** Start of Input rows **

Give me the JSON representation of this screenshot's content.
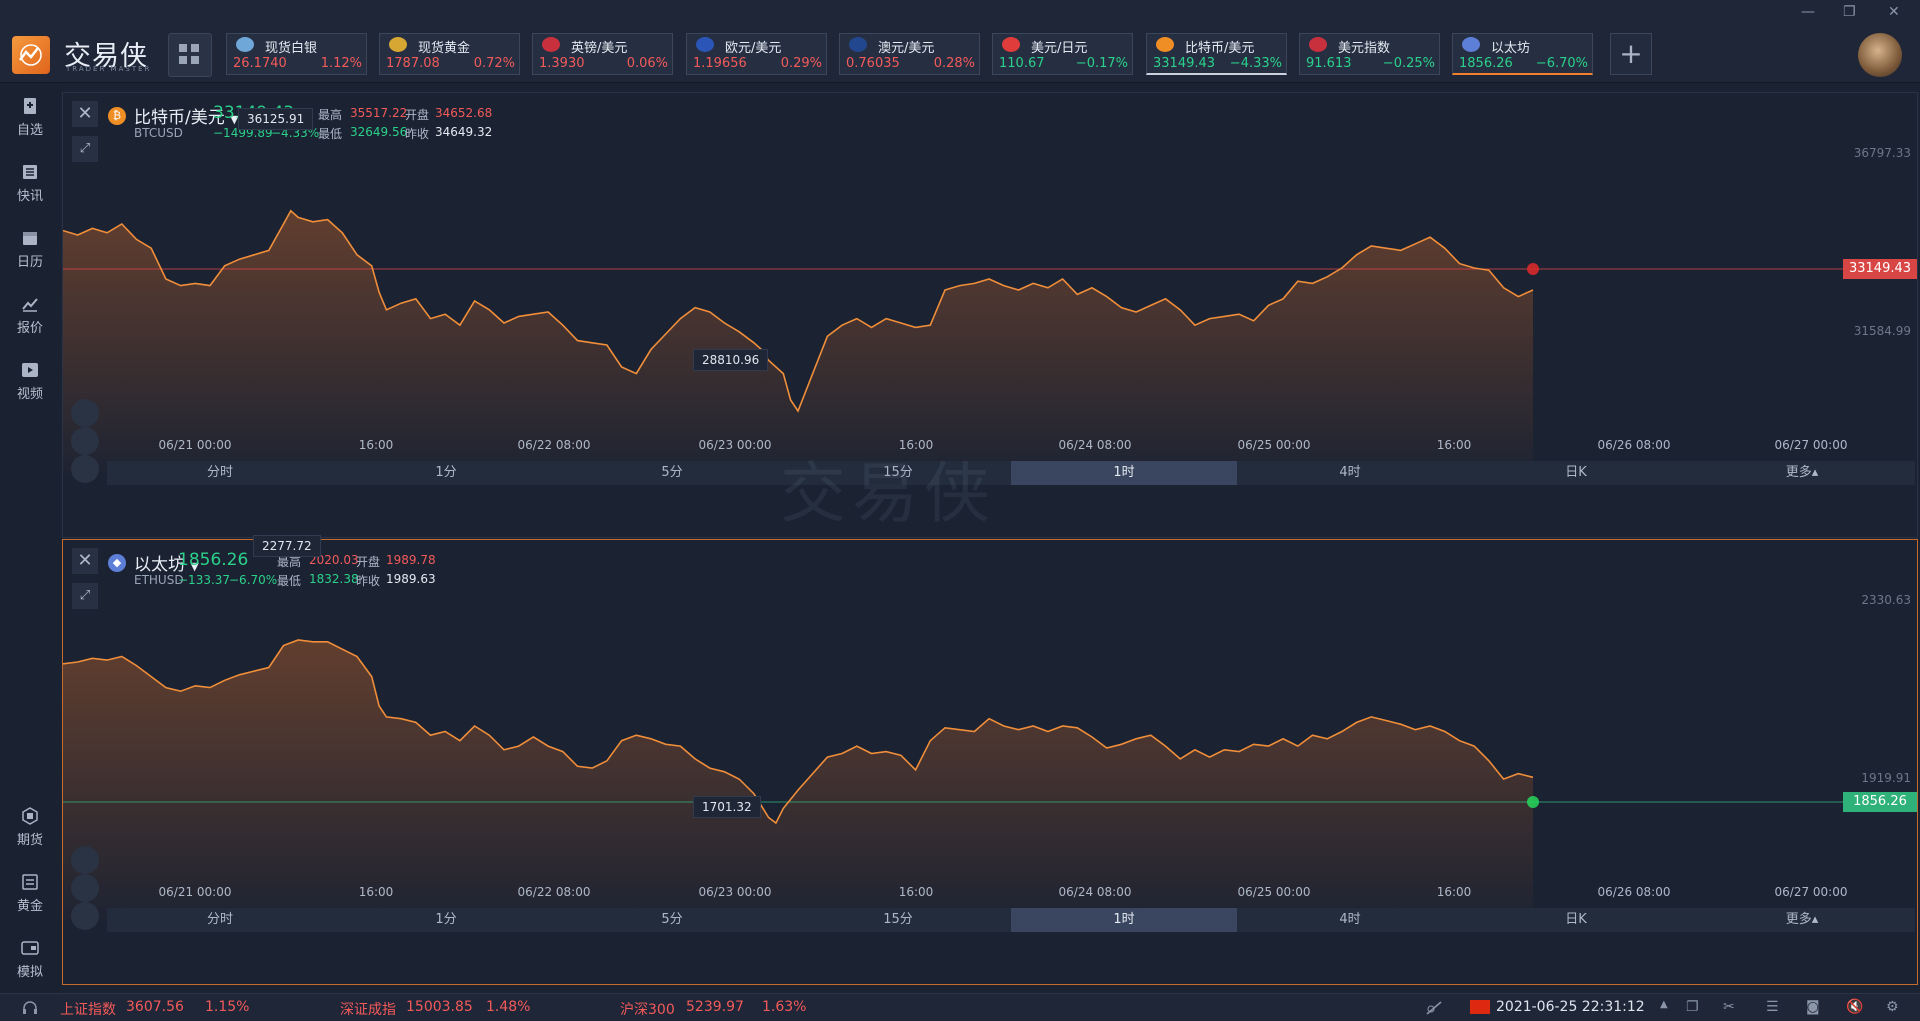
{
  "brand": {
    "name": "交易侠",
    "sub": "TRADER MASTER"
  },
  "tickers": [
    {
      "name": "现货白银",
      "price": "26.1740",
      "change": "1.12%",
      "dir": "up",
      "color": "#6fa7d8"
    },
    {
      "name": "现货黄金",
      "price": "1787.08",
      "change": "0.72%",
      "dir": "up",
      "color": "#d7a733"
    },
    {
      "name": "英镑/美元",
      "price": "1.3930",
      "change": "0.06%",
      "dir": "up",
      "color": "#c9303e"
    },
    {
      "name": "欧元/美元",
      "price": "1.19656",
      "change": "0.29%",
      "dir": "up",
      "color": "#2b56b8"
    },
    {
      "name": "澳元/美元",
      "price": "0.76035",
      "change": "0.28%",
      "dir": "up",
      "color": "#23478f"
    },
    {
      "name": "美元/日元",
      "price": "110.67",
      "change": "−0.17%",
      "dir": "down",
      "color": "#e03c3c"
    },
    {
      "name": "比特币/美元",
      "price": "33149.43",
      "change": "−4.33%",
      "dir": "down",
      "color": "#f08e26"
    },
    {
      "name": "美元指数",
      "price": "91.613",
      "change": "−0.25%",
      "dir": "down",
      "color": "#c9303e"
    },
    {
      "name": "以太坊",
      "price": "1856.26",
      "change": "−6.70%",
      "dir": "down",
      "color": "#5e7fd8"
    }
  ],
  "sidebar": {
    "items": [
      {
        "label": "自选",
        "icon": "bookmark-icon"
      },
      {
        "label": "快讯",
        "icon": "news-icon"
      },
      {
        "label": "日历",
        "icon": "calendar-icon"
      },
      {
        "label": "报价",
        "icon": "quote-chart-icon"
      },
      {
        "label": "视频",
        "icon": "video-icon"
      },
      {
        "label": "期货",
        "icon": "futures-icon"
      },
      {
        "label": "黄金",
        "icon": "gold-icon"
      },
      {
        "label": "模拟",
        "icon": "simulation-icon"
      }
    ]
  },
  "watermark": "交易侠",
  "panels": [
    {
      "name": "比特币/美元",
      "code": "BTCUSD",
      "price": "33149.43",
      "change_abs": "−1499.89",
      "change_pct": "−4.33%",
      "high_label": "最高",
      "high": "35517.22",
      "open_label": "开盘",
      "open": "34652.68",
      "low_label": "最低",
      "low": "32649.56",
      "prev_label": "昨收",
      "prev": "34649.32",
      "axis_top": "36797.33",
      "axis_mid": "31584.99",
      "tag": "33149.43",
      "max_callout": "36125.91",
      "min_callout": "28810.96",
      "xlabels": [
        "06/21 00:00",
        "16:00",
        "06/22 08:00",
        "06/23 00:00",
        "16:00",
        "06/24 08:00",
        "06/25 00:00",
        "16:00",
        "06/26 08:00",
        "06/27 00:00"
      ],
      "timeframes": [
        "分时",
        "1分",
        "5分",
        "15分",
        "1时",
        "4时",
        "日K",
        "更多▴"
      ],
      "selected": 4
    },
    {
      "name": "以太坊",
      "code": "ETHUSD",
      "price": "1856.26",
      "change_abs": "−133.37",
      "change_pct": "−6.70%",
      "high_label": "最高",
      "high": "2020.03",
      "open_label": "开盘",
      "open": "1989.78",
      "low_label": "最低",
      "low": "1832.38",
      "prev_label": "昨收",
      "prev": "1989.63",
      "axis_top": "2330.63",
      "axis_mid": "1919.91",
      "tag": "1856.26",
      "max_callout": "2277.72",
      "min_callout": "1701.32",
      "xlabels": [
        "06/21 00:00",
        "16:00",
        "06/22 08:00",
        "06/23 00:00",
        "16:00",
        "06/24 08:00",
        "06/25 00:00",
        "16:00",
        "06/26 08:00",
        "06/27 00:00"
      ],
      "timeframes": [
        "分时",
        "1分",
        "5分",
        "15分",
        "1时",
        "4时",
        "日K",
        "更多▴"
      ],
      "selected": 4
    }
  ],
  "bottom": {
    "indices": [
      {
        "name": "上证指数",
        "value": "3607.56",
        "change": "1.15%"
      },
      {
        "name": "深证成指",
        "value": "15003.85",
        "change": "1.48%"
      },
      {
        "name": "沪深300",
        "value": "5239.97",
        "change": "1.63%"
      }
    ],
    "datetime": "2021-06-25 22:31:12"
  },
  "colors": {
    "line": "#f08e3a",
    "up": "#f35a5a",
    "down": "#2bd18a"
  }
}
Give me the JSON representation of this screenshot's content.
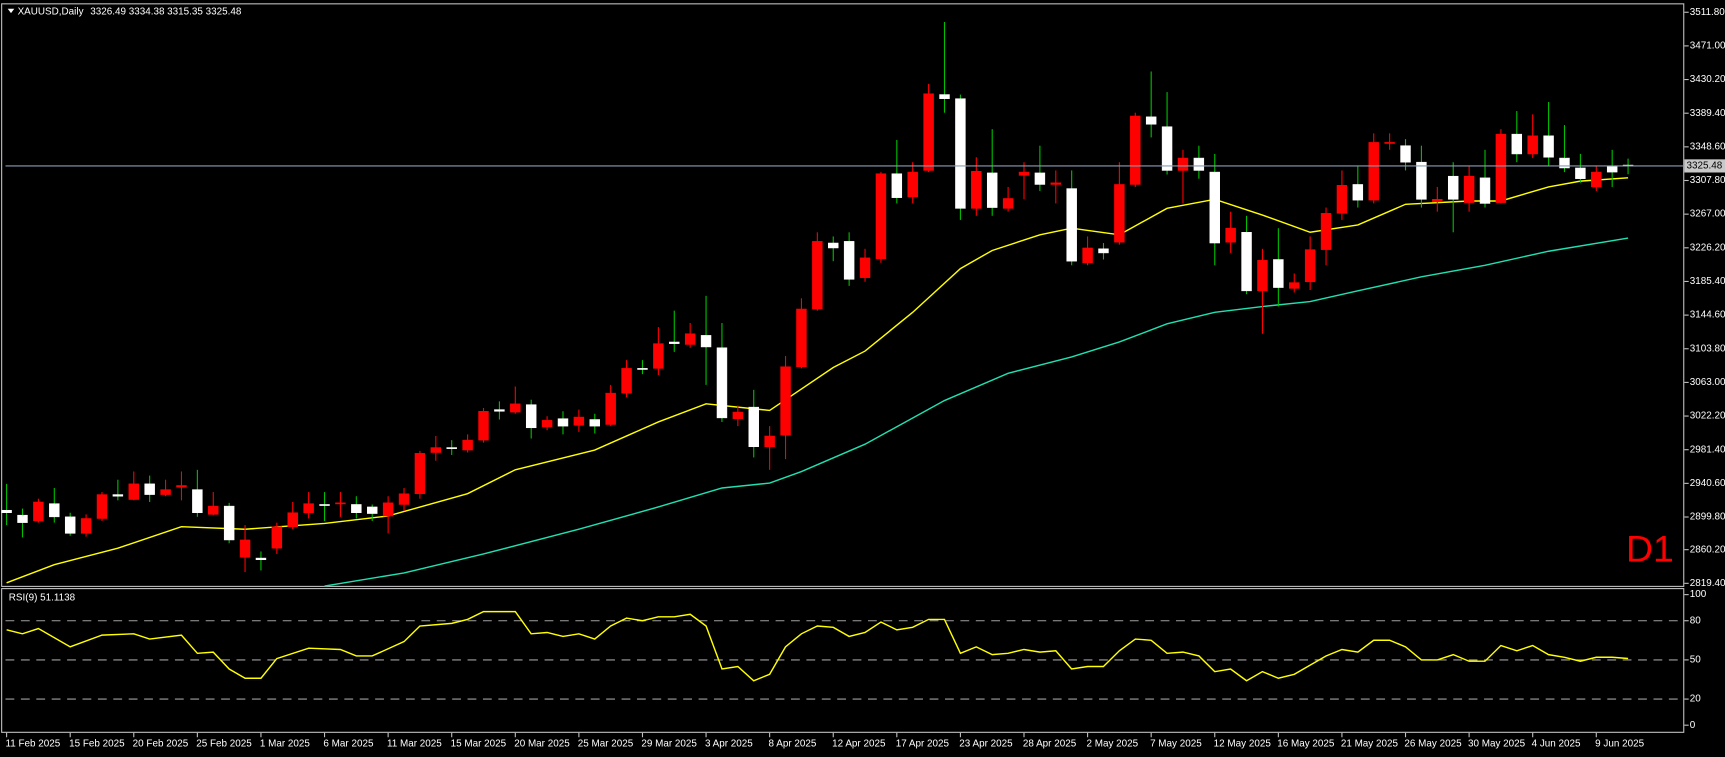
{
  "chart_data": [
    {
      "type": "candlestick",
      "title": "XAUUSD,Daily",
      "subtitle": "3326.49 3334.38 3315.35 3325.48",
      "timeframe": "D1",
      "categories": [
        "11 Feb 2025",
        null,
        null,
        null,
        "15 Feb 2025",
        null,
        null,
        null,
        "20 Feb 2025",
        null,
        null,
        null,
        "25 Feb 2025",
        null,
        null,
        null,
        "1 Mar 2025",
        null,
        null,
        null,
        "6 Mar 2025",
        null,
        null,
        null,
        "11 Mar 2025",
        null,
        null,
        null,
        "15 Mar 2025",
        null,
        null,
        null,
        "20 Mar 2025",
        null,
        null,
        null,
        "25 Mar 2025",
        null,
        null,
        null,
        "29 Mar 2025",
        null,
        null,
        null,
        "3 Apr 2025",
        null,
        null,
        null,
        "8 Apr 2025",
        null,
        null,
        null,
        "12 Apr 2025",
        null,
        null,
        null,
        "17 Apr 2025",
        null,
        null,
        null,
        "23 Apr 2025",
        null,
        null,
        null,
        "28 Apr 2025",
        null,
        null,
        null,
        "2 May 2025",
        null,
        null,
        null,
        "7 May 2025",
        null,
        null,
        null,
        "12 May 2025",
        null,
        null,
        null,
        "16 May 2025",
        null,
        null,
        null,
        "21 May 2025",
        null,
        null,
        null,
        "26 May 2025",
        null,
        null,
        null,
        "30 May 2025",
        null,
        null,
        null,
        "4 Jun 2025",
        null,
        null,
        null,
        "9 Jun 2025",
        null,
        null
      ],
      "open": [
        2908,
        2902,
        2895,
        2916,
        2900,
        2880,
        2898,
        2927,
        2921,
        2940,
        2927,
        2936,
        2933,
        2903,
        2913,
        2851,
        2850,
        2862,
        2888,
        2905,
        2915,
        2916,
        2915,
        2912,
        2901,
        2915,
        2928,
        2978,
        2984,
        2981,
        2993,
        3030,
        3027,
        3036,
        3009,
        3019,
        3011,
        3018,
        3012,
        3050,
        3080,
        3080,
        3112,
        3109,
        3120,
        3105,
        3019,
        3033,
        2985,
        2999,
        3082,
        3152,
        3232,
        3234,
        3190,
        3213,
        3316,
        3288,
        3320,
        3412,
        3407,
        3274,
        3317,
        3274,
        3314,
        3317,
        3303,
        3298,
        3208,
        3225,
        3233,
        3303,
        3385,
        3373,
        3320,
        3335,
        3318,
        3233,
        3245,
        3174,
        3212,
        3177,
        3185,
        3224,
        3268,
        3303,
        3284,
        3353,
        3350,
        3330,
        3282,
        3313,
        3281,
        3311,
        3281,
        3364,
        3340,
        3362,
        3335,
        3323,
        3300,
        3325,
        3326.49
      ],
      "high": [
        2940,
        2910,
        2922,
        2935,
        2905,
        2903,
        2930,
        2945,
        2955,
        2950,
        2945,
        2955,
        2957,
        2930,
        2917,
        2890,
        2858,
        2893,
        2918,
        2930,
        2930,
        2930,
        2925,
        2915,
        2925,
        2935,
        2980,
        2998,
        2993,
        3000,
        3032,
        3040,
        3058,
        3042,
        3022,
        3028,
        3030,
        3025,
        3060,
        3090,
        3090,
        3130,
        3150,
        3135,
        3168,
        3135,
        3035,
        3054,
        3010,
        3095,
        3165,
        3245,
        3240,
        3245,
        3225,
        3318,
        3357,
        3330,
        3425,
        3500,
        3412,
        3336,
        3370,
        3300,
        3330,
        3350,
        3320,
        3320,
        3240,
        3232,
        3330,
        3390,
        3440,
        3415,
        3345,
        3350,
        3340,
        3270,
        3265,
        3225,
        3250,
        3195,
        3240,
        3275,
        3320,
        3325,
        3365,
        3365,
        3358,
        3350,
        3300,
        3330,
        3325,
        3345,
        3370,
        3392,
        3388,
        3403,
        3375,
        3340,
        3325,
        3345,
        3334.38
      ],
      "low": [
        2890,
        2875,
        2893,
        2893,
        2877,
        2876,
        2895,
        2920,
        2920,
        2918,
        2925,
        2920,
        2900,
        2902,
        2868,
        2833,
        2835,
        2855,
        2885,
        2898,
        2895,
        2900,
        2898,
        2895,
        2880,
        2907,
        2922,
        2968,
        2975,
        2978,
        2990,
        3018,
        3025,
        2995,
        3005,
        3000,
        3003,
        3001,
        3010,
        3045,
        3073,
        3072,
        3100,
        3105,
        3060,
        3015,
        3010,
        2972,
        2957,
        2970,
        3080,
        3150,
        3210,
        3180,
        3185,
        3208,
        3280,
        3280,
        3318,
        3390,
        3260,
        3265,
        3265,
        3270,
        3285,
        3295,
        3280,
        3205,
        3205,
        3212,
        3230,
        3300,
        3360,
        3315,
        3280,
        3310,
        3205,
        3220,
        3170,
        3122,
        3155,
        3172,
        3175,
        3205,
        3260,
        3275,
        3280,
        3345,
        3320,
        3275,
        3270,
        3245,
        3270,
        3275,
        3280,
        3330,
        3335,
        3325,
        3318,
        3305,
        3295,
        3300,
        3315.35
      ],
      "close": [
        2905,
        2893,
        2918,
        2900,
        2880,
        2898,
        2927,
        2925,
        2940,
        2927,
        2933,
        2938,
        2905,
        2913,
        2872,
        2872,
        2848,
        2888,
        2905,
        2916,
        2914,
        2917,
        2905,
        2904,
        2917,
        2928,
        2977,
        2984,
        2983,
        2993,
        3028,
        3028,
        3037,
        3008,
        3017,
        3010,
        3021,
        3010,
        3050,
        3080,
        3079,
        3110,
        3110,
        3122,
        3106,
        3020,
        3027,
        2985,
        2998,
        3082,
        3152,
        3234,
        3226,
        3188,
        3214,
        3316,
        3287,
        3318,
        3413,
        3407,
        3274,
        3319,
        3275,
        3286,
        3318,
        3303,
        3305,
        3210,
        3226,
        3220,
        3303,
        3386,
        3376,
        3320,
        3335,
        3320,
        3232,
        3250,
        3174,
        3211,
        3178,
        3184,
        3224,
        3268,
        3302,
        3284,
        3354,
        3354,
        3330,
        3285,
        3285,
        3285,
        3313,
        3280,
        3364,
        3340,
        3362,
        3336,
        3323,
        3310,
        3318,
        3318,
        3325.48
      ],
      "up_color": "#ff0000",
      "down_color": "#ffffff",
      "up_wick_color": "#ff0000",
      "down_wick_color": "#00c000",
      "overlays": [
        {
          "type": "line",
          "color": "#ffff00",
          "x": [
            0,
            3,
            7,
            11,
            15,
            20,
            24,
            29,
            32,
            37,
            41,
            44,
            48,
            52,
            54,
            57,
            60,
            62,
            65,
            67,
            70,
            73,
            76,
            79,
            82,
            85,
            88,
            92,
            94,
            97,
            99,
            102
          ],
          "values": [
            2820,
            2842,
            2862,
            2888,
            2885,
            2892,
            2901,
            2928,
            2957,
            2981,
            3015,
            3037,
            3029,
            3081,
            3101,
            3148,
            3201,
            3223,
            3242,
            3250,
            3242,
            3274,
            3285,
            3266,
            3245,
            3254,
            3279,
            3283,
            3283,
            3300,
            3307,
            3311
          ]
        },
        {
          "type": "line",
          "color": "#20e0b0",
          "x": [
            20,
            25,
            30,
            36,
            41,
            45,
            48,
            50,
            54,
            59,
            63,
            67,
            70,
            73,
            76,
            79,
            82,
            85,
            89,
            93,
            97,
            102
          ],
          "values": [
            2816,
            2832,
            2855,
            2885,
            2912,
            2935,
            2941,
            2955,
            2988,
            3041,
            3074,
            3094,
            3112,
            3134,
            3148,
            3155,
            3161,
            3174,
            3191,
            3205,
            3222,
            3238
          ]
        }
      ],
      "current_price": {
        "value": 3325.48,
        "label": "3325.48"
      },
      "current_price_color": "#8a9bb4",
      "ylim": [
        2815,
        3520
      ],
      "yticks": [
        {
          "value": 3511.8,
          "label": "3511.80"
        },
        {
          "value": 3471,
          "label": "3471.00"
        },
        {
          "value": 3430.2,
          "label": "3430.20"
        },
        {
          "value": 3389.4,
          "label": "3389.40"
        },
        {
          "value": 3348.6,
          "label": "3348.60"
        },
        {
          "value": 3307.8,
          "label": "3307.80"
        },
        {
          "value": 3267,
          "label": "3267.00"
        },
        {
          "value": 3226.2,
          "label": "3226.20"
        },
        {
          "value": 3185.4,
          "label": "3185.40"
        },
        {
          "value": 3144.6,
          "label": "3144.60"
        },
        {
          "value": 3103.8,
          "label": "3103.80"
        },
        {
          "value": 3063,
          "label": "3063.00"
        },
        {
          "value": 3022.2,
          "label": "3022.20"
        },
        {
          "value": 2981.4,
          "label": "2981.40"
        },
        {
          "value": 2940.6,
          "label": "2940.60"
        },
        {
          "value": 2899.8,
          "label": "2899.80"
        },
        {
          "value": 2860.2,
          "label": "2860.20"
        },
        {
          "value": 2819.4,
          "label": "2819.40"
        }
      ]
    },
    {
      "type": "line",
      "title": "RSI(9) 51.1138",
      "color": "#ffff00",
      "x": [
        0,
        1,
        2,
        4,
        6,
        8,
        9,
        11,
        12,
        13,
        14,
        15,
        16,
        17,
        19,
        21,
        22,
        23,
        25,
        26,
        28,
        29,
        30,
        32,
        33,
        34,
        35,
        36,
        37,
        38,
        39,
        40,
        41,
        42,
        43,
        44,
        45,
        46,
        47,
        48,
        49,
        50,
        51,
        52,
        53,
        54,
        55,
        56,
        57,
        58,
        59,
        60,
        61,
        62,
        63,
        64,
        65,
        66,
        67,
        68,
        69,
        70,
        71,
        72,
        73,
        74,
        75,
        76,
        77,
        78,
        79,
        80,
        81,
        82,
        83,
        84,
        85,
        86,
        87,
        88,
        89,
        90,
        91,
        92,
        93,
        94,
        95,
        96,
        97,
        98,
        99,
        100,
        101,
        102
      ],
      "values": [
        73,
        70,
        74,
        60,
        69,
        70,
        66,
        69,
        55,
        56,
        43,
        36,
        36,
        51,
        59,
        58,
        53,
        53,
        64,
        76,
        78,
        81,
        87,
        87,
        70,
        71,
        68,
        70,
        66,
        76,
        82,
        80,
        83,
        83,
        85,
        76,
        43,
        45,
        34,
        39,
        60,
        70,
        76,
        75,
        68,
        71,
        79,
        73,
        75,
        81,
        81,
        55,
        60,
        54,
        55,
        58,
        56,
        57,
        43,
        45,
        45,
        57,
        66,
        65,
        55,
        56,
        53,
        41,
        43,
        34,
        41,
        36,
        39,
        46,
        53,
        58,
        56,
        65,
        65,
        60,
        50,
        50,
        54,
        49,
        49,
        61,
        57,
        61,
        54,
        52,
        49,
        52,
        52,
        51.1138
      ],
      "ylim": [
        0,
        100
      ],
      "yticks": [
        100,
        80,
        50,
        20,
        0
      ],
      "levels": [
        80,
        50,
        20
      ],
      "level_color": "#a0a0a0"
    }
  ]
}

** End of Input rows **

* _What needs to be done_
From the data above, copy out every line with the string "icon" in it.

* _Answer below_
        "icon": "bookmark-icon"
        "icon": "news-icon"
        "icon": "calendar-icon"
        "icon": "quote-chart-icon"
        "icon": "video-icon"
        "icon": "futures-icon"
        "icon": "gold-icon"
        "icon": "simulation-icon"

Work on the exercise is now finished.